Set problem: From the listing below, pull out every line where the string "INTERNATIONAL" appears.

Data entries for graphics
==============================
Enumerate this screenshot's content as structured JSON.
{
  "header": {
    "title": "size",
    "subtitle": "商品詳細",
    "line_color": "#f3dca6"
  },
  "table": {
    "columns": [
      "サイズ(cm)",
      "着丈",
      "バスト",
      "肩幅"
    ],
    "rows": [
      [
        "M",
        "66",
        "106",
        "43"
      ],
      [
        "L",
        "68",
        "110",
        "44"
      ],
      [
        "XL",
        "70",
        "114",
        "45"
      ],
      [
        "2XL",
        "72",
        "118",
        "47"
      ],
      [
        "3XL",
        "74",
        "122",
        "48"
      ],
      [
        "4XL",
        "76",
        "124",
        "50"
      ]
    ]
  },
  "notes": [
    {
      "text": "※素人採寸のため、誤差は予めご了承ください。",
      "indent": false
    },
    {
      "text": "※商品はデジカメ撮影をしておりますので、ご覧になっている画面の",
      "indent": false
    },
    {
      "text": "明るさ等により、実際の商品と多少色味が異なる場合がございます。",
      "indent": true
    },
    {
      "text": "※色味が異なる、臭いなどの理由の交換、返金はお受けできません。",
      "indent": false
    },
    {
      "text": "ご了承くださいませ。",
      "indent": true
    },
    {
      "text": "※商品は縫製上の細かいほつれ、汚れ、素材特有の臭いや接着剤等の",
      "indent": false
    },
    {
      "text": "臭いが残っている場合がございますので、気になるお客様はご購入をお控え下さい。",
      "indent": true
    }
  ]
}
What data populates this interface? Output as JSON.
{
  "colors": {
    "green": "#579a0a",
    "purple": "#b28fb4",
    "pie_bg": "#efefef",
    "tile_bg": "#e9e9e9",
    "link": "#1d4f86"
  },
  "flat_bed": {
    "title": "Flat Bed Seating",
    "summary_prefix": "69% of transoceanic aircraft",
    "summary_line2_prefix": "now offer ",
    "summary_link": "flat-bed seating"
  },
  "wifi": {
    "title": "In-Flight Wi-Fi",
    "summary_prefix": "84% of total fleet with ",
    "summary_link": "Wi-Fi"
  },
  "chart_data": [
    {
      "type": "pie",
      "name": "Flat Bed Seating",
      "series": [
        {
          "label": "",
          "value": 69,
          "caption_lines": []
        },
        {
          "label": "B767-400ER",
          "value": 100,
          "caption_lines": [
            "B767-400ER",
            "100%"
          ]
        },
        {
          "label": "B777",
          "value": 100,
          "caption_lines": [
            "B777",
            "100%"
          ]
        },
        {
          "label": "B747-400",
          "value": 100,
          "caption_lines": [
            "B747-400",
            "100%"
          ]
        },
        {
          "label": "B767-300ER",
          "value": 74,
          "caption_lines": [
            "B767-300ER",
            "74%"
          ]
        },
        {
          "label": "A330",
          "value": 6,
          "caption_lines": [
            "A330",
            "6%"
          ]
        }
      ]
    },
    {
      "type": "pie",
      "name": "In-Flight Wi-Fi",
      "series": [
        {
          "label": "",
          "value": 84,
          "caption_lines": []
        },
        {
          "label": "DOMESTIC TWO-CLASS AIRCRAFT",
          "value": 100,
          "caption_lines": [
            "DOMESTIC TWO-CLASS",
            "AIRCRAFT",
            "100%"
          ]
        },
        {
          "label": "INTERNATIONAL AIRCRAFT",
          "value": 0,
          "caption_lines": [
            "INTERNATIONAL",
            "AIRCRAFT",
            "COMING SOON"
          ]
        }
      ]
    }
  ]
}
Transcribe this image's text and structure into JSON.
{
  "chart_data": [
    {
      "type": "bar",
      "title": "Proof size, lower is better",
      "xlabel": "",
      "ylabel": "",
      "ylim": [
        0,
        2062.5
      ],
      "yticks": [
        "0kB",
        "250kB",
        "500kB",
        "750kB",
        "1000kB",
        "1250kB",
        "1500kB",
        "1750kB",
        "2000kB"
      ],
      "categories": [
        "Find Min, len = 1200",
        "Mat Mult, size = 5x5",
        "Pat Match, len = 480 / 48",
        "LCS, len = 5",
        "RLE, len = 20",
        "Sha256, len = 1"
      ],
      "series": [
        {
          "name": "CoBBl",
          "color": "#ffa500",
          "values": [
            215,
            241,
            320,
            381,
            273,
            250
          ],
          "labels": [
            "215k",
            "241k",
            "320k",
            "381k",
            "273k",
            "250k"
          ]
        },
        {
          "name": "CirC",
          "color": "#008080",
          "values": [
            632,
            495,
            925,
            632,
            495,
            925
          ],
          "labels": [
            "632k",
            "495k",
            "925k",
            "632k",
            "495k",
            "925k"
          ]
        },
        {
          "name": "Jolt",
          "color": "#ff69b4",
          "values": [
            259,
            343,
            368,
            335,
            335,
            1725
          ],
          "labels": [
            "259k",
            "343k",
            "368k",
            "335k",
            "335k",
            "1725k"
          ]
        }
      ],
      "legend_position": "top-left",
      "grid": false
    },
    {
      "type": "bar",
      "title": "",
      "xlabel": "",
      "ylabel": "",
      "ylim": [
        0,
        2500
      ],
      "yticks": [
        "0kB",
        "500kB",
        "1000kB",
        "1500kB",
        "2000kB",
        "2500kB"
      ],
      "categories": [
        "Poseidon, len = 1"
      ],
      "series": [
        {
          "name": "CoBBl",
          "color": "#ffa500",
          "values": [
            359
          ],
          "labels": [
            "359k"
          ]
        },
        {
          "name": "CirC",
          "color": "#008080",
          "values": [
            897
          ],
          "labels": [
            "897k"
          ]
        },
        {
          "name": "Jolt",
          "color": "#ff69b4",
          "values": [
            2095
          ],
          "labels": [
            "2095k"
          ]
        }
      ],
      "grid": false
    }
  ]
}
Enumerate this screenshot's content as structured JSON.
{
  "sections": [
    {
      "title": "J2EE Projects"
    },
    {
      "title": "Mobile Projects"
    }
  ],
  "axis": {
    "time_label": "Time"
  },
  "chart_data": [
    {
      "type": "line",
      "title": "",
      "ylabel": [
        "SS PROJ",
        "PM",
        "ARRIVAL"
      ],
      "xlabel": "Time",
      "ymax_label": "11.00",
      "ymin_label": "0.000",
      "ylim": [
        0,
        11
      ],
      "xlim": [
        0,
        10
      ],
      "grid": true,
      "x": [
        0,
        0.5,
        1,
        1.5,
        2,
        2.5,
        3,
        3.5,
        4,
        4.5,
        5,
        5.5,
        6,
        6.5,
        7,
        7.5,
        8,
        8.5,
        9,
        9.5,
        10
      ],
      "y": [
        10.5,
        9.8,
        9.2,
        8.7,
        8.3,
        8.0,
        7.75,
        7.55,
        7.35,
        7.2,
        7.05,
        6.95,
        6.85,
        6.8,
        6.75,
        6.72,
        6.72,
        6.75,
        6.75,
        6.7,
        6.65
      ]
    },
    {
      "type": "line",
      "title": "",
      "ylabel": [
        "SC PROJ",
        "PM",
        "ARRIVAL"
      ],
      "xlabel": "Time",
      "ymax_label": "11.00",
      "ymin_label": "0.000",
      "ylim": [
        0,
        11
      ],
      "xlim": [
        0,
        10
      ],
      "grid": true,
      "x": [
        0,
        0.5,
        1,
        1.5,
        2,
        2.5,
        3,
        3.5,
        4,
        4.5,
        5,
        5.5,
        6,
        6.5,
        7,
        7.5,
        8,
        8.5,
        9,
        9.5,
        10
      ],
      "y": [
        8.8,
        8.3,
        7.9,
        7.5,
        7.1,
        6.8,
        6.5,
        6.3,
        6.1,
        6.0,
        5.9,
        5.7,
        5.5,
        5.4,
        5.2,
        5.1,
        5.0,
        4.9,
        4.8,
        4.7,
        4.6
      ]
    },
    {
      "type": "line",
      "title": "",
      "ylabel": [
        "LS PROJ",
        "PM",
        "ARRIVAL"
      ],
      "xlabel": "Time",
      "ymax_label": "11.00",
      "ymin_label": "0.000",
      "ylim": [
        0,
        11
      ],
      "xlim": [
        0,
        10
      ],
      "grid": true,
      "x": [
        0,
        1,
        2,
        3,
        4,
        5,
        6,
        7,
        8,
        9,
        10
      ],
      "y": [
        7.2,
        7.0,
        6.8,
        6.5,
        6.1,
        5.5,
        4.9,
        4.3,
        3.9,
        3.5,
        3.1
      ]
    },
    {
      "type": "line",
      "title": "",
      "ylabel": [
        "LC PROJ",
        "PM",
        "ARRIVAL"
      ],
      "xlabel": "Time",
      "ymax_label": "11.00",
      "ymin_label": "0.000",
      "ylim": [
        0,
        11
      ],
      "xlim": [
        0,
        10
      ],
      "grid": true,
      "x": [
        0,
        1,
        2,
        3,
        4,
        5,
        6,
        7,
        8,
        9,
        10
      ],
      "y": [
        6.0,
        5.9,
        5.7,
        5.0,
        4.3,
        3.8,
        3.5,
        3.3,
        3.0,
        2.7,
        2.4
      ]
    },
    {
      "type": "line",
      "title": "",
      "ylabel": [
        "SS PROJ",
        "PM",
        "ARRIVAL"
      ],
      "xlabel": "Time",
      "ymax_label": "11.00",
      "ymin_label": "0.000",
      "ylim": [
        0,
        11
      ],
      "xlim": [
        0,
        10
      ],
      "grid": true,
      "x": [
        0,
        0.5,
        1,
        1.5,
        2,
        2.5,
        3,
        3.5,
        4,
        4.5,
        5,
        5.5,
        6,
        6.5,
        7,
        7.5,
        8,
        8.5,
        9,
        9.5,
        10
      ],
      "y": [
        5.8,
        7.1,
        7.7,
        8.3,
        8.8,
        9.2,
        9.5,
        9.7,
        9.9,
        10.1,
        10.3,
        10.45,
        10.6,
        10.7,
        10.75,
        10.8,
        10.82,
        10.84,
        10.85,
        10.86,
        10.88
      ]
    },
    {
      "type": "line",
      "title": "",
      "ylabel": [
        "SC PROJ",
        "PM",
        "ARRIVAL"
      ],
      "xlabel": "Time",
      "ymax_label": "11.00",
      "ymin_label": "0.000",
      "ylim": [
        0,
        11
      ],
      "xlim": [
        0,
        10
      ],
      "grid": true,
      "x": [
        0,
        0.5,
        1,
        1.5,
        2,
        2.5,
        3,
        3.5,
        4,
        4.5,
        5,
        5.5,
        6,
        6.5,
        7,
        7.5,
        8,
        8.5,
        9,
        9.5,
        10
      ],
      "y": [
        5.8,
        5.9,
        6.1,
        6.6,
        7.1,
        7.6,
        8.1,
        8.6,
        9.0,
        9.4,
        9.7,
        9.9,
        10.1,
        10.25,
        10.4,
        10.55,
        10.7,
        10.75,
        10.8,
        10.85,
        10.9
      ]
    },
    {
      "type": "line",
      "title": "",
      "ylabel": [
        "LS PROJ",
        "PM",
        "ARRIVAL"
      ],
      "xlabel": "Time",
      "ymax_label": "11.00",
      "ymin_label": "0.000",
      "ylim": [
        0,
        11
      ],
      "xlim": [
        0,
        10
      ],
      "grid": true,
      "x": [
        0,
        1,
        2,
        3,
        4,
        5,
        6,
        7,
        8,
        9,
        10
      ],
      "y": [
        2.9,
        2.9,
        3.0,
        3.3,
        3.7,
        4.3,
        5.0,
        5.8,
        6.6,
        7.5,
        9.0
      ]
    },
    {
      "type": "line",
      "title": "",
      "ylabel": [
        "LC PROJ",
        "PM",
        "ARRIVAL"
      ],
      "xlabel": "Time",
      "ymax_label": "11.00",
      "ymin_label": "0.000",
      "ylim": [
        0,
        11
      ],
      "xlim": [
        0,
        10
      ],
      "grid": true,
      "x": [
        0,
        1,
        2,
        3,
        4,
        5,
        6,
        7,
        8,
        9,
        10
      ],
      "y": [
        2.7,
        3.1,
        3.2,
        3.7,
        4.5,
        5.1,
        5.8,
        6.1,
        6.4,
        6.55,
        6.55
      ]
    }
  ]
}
==============================
Problem solution:
          "label": "INTERNATIONAL AIRCRAFT",
            "INTERNATIONAL",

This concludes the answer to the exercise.